What is needed: Your response must be made up of each line in the data below that contains the string "panel".

Records drawn from a dataset:
◇ ◇ ◇ ◇

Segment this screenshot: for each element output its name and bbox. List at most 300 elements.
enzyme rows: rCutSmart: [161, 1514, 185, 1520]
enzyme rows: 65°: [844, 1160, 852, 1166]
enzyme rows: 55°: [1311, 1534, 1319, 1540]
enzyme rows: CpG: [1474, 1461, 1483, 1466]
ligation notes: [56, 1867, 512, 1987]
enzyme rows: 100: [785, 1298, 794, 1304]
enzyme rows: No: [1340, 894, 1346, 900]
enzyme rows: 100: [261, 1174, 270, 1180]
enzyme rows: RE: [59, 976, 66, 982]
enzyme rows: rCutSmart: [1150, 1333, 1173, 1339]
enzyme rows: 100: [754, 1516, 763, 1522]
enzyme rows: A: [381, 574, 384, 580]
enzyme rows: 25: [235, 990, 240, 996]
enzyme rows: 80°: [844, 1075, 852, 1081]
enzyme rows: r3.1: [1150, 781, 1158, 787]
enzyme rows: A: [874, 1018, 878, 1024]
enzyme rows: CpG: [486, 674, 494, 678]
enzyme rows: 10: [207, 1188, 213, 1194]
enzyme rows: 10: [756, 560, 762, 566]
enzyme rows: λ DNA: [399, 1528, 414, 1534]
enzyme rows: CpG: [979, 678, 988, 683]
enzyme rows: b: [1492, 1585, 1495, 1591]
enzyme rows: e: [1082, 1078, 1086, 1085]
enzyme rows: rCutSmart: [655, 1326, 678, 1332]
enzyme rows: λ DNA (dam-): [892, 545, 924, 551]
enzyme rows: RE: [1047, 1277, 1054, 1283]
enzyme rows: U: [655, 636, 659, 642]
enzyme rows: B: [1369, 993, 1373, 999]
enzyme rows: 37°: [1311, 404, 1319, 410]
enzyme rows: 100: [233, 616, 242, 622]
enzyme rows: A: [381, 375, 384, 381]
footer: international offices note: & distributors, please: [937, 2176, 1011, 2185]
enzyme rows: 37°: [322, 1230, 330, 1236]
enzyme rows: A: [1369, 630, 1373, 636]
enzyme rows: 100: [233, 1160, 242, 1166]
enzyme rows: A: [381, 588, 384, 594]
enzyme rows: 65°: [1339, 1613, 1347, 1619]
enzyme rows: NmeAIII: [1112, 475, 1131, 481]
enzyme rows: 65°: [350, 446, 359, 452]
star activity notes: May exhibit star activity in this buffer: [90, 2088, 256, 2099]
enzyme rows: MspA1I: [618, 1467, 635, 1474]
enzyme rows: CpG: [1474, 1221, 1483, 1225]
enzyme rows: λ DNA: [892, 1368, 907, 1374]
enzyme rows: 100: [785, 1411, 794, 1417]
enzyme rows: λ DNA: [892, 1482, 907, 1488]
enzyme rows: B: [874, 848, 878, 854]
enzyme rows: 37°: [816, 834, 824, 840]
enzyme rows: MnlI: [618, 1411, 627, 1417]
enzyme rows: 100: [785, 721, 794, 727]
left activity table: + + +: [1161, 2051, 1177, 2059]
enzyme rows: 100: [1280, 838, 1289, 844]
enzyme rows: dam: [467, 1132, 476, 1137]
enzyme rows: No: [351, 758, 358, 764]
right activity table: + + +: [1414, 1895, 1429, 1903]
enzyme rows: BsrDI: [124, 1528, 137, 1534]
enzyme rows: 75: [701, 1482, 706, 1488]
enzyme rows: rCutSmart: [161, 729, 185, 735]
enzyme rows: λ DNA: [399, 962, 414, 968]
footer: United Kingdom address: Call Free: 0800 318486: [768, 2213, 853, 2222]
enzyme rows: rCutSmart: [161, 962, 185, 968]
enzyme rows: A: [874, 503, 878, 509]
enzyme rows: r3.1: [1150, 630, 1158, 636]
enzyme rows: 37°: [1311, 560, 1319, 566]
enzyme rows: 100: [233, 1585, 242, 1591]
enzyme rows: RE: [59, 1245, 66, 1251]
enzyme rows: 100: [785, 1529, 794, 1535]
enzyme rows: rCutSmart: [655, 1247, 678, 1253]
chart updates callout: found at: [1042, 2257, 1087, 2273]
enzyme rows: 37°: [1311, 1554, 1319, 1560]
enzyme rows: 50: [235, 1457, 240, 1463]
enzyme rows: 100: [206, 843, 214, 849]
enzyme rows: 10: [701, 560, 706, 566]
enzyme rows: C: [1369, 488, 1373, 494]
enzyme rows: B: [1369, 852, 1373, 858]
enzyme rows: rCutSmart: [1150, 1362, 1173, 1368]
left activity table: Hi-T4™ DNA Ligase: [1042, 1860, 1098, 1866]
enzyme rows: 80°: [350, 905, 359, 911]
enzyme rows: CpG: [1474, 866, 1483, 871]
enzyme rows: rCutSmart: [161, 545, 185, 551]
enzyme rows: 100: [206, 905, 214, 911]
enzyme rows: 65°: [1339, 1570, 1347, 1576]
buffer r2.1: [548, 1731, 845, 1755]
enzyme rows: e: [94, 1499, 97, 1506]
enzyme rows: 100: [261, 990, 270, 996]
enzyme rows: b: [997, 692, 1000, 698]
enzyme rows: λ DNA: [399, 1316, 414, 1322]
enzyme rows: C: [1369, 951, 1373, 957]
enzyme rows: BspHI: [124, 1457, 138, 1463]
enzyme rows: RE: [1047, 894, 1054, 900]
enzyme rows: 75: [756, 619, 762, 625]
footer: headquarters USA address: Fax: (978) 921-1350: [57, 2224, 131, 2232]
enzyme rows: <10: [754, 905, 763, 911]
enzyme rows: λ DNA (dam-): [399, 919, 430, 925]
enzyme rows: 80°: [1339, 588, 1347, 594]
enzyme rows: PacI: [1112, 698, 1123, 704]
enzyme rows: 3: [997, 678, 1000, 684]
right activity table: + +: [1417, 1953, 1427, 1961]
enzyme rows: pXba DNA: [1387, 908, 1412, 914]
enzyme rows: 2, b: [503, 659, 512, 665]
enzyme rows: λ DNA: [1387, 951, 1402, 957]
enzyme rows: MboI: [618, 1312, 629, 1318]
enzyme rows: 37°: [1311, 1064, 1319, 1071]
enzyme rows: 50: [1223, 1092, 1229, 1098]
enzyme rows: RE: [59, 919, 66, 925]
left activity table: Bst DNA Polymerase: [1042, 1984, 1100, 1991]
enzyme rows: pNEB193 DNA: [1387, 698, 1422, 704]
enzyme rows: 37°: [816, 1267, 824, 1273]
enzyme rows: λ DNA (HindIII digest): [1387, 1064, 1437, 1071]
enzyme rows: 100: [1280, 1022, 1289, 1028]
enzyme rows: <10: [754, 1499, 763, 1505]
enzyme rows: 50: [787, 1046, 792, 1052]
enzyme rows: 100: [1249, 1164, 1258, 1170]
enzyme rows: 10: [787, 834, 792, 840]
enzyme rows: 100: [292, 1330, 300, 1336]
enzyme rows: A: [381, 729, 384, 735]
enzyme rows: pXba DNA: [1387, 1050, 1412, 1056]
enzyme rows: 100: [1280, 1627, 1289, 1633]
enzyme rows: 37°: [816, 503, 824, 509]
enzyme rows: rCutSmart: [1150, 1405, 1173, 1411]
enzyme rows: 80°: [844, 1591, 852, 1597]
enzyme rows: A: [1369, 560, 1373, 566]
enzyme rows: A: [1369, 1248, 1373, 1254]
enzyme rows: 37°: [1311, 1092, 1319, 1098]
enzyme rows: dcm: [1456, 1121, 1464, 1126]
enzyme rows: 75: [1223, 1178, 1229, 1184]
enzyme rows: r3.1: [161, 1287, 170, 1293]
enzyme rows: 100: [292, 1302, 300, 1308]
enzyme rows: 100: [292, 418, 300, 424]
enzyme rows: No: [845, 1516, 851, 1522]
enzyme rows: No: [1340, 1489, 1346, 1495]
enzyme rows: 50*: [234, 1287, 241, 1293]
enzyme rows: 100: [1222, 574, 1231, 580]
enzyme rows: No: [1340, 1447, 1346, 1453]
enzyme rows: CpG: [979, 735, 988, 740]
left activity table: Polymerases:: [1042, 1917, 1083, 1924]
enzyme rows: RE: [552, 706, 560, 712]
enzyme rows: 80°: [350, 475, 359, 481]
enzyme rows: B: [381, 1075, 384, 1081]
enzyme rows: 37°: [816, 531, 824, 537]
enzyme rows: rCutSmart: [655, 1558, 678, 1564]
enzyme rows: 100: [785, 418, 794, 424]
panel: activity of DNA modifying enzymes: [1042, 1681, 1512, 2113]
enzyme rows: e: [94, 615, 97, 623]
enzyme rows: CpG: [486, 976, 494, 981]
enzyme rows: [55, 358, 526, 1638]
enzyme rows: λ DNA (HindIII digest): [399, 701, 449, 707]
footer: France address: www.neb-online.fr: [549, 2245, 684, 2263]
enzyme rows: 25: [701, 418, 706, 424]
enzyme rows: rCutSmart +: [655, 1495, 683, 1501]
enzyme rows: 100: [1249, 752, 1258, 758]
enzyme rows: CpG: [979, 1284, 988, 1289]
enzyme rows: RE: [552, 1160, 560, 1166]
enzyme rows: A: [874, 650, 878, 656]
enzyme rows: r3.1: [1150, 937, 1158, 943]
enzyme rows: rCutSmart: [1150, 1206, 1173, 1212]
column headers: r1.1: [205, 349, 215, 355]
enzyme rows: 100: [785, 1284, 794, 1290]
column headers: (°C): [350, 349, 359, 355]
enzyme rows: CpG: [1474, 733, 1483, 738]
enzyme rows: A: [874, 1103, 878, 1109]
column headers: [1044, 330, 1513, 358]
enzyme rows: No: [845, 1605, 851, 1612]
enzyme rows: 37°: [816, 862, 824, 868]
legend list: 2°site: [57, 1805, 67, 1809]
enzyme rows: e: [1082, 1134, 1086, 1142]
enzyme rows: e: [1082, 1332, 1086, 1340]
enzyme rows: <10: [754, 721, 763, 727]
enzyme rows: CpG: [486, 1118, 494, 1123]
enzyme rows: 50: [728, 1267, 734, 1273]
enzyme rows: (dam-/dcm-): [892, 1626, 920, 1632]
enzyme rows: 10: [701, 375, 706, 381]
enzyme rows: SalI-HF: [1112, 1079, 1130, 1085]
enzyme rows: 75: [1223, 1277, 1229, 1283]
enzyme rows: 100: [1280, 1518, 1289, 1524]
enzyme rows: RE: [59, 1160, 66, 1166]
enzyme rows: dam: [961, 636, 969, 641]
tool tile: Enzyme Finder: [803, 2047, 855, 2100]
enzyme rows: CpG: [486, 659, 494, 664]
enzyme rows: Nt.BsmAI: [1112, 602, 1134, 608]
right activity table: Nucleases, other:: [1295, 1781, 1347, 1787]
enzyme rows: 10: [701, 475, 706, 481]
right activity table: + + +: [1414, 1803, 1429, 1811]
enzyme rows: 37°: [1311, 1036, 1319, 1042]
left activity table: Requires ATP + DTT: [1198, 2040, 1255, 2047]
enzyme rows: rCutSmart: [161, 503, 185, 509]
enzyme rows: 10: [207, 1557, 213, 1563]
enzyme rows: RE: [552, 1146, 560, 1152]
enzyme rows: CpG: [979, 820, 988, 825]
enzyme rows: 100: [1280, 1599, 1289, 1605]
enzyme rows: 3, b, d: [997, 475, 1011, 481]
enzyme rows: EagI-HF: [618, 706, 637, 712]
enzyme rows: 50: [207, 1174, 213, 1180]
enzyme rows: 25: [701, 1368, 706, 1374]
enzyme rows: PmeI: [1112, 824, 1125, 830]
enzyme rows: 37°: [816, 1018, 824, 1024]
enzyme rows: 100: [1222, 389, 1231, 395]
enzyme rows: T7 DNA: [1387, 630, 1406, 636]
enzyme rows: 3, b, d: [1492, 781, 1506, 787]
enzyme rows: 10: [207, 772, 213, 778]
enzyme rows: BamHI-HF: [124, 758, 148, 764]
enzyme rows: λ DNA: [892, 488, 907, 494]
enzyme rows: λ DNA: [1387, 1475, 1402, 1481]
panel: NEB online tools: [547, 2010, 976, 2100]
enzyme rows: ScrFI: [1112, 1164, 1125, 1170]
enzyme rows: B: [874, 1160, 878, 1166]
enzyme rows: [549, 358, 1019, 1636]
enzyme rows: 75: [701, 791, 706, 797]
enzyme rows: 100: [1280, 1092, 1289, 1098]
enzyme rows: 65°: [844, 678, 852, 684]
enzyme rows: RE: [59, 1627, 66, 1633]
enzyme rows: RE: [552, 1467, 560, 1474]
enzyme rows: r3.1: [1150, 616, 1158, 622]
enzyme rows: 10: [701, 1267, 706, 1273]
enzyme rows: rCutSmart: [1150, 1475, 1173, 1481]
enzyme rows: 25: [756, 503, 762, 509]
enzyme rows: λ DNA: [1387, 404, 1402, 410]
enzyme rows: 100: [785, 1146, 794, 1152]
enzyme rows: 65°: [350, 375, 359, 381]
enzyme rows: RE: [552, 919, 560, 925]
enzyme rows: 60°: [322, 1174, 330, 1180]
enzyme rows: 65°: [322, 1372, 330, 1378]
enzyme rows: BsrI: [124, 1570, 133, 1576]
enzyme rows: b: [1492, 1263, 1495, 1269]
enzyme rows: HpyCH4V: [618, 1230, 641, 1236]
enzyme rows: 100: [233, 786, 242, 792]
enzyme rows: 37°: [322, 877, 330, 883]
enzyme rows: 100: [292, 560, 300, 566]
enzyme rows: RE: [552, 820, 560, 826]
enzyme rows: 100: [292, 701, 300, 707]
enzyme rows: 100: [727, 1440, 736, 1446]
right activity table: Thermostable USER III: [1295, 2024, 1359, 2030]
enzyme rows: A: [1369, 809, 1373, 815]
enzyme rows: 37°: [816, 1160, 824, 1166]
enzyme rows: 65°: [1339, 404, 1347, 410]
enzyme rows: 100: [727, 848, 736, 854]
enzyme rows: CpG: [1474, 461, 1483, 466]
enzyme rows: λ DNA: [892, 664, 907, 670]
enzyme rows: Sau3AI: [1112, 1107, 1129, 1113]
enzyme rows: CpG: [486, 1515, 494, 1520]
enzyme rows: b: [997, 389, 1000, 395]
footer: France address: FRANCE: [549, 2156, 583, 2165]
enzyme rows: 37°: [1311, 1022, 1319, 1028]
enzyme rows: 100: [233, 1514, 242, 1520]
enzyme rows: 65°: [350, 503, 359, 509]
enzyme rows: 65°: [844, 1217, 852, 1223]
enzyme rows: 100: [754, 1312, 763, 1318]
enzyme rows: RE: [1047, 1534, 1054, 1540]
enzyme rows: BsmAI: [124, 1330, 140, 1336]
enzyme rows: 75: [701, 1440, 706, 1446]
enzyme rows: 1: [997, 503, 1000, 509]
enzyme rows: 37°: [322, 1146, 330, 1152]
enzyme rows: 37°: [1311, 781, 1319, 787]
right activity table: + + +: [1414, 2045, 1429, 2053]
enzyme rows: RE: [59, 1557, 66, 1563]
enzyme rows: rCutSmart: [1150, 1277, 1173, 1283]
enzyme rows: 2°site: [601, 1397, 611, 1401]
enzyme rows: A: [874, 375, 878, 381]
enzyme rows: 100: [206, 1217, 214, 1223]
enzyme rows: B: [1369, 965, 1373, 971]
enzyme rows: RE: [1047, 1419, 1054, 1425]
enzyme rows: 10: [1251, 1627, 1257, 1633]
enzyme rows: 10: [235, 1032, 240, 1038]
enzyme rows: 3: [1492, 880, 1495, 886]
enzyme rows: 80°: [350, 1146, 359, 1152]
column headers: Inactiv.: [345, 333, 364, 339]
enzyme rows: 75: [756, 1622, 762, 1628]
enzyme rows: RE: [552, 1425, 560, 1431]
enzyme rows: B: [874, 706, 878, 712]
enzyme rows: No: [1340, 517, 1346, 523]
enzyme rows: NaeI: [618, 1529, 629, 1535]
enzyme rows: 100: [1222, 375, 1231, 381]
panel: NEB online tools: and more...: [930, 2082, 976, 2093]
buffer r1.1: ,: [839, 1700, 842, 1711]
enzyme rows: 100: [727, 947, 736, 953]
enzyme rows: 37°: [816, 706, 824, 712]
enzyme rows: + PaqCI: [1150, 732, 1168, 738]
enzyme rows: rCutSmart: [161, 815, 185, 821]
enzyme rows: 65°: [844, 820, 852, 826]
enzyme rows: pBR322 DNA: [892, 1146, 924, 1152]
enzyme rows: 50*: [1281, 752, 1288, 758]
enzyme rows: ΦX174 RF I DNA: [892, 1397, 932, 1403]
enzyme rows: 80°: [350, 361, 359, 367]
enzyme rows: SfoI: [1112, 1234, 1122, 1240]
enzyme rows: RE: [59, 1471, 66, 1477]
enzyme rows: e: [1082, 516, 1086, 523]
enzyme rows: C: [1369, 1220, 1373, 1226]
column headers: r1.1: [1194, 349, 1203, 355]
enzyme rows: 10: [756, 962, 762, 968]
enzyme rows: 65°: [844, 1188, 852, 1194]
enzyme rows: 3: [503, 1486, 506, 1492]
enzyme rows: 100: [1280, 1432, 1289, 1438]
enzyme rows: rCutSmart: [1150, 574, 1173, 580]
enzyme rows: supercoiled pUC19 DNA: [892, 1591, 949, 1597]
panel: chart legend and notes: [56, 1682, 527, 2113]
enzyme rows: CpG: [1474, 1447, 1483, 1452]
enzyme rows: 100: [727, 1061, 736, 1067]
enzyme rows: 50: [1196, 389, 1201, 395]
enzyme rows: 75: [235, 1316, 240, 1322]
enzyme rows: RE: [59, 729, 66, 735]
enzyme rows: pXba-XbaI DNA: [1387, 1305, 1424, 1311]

◇ ◇ ◇ ◇

Solution to this problem:
panel: activity of DNA modifying enzymes: [1042, 1681, 1512, 2113]
panel: NEB online tools: [547, 2010, 976, 2100]
panel: NEB online tools: and more...: [930, 2082, 976, 2093]
panel: chart legend and notes: [56, 1682, 527, 2113]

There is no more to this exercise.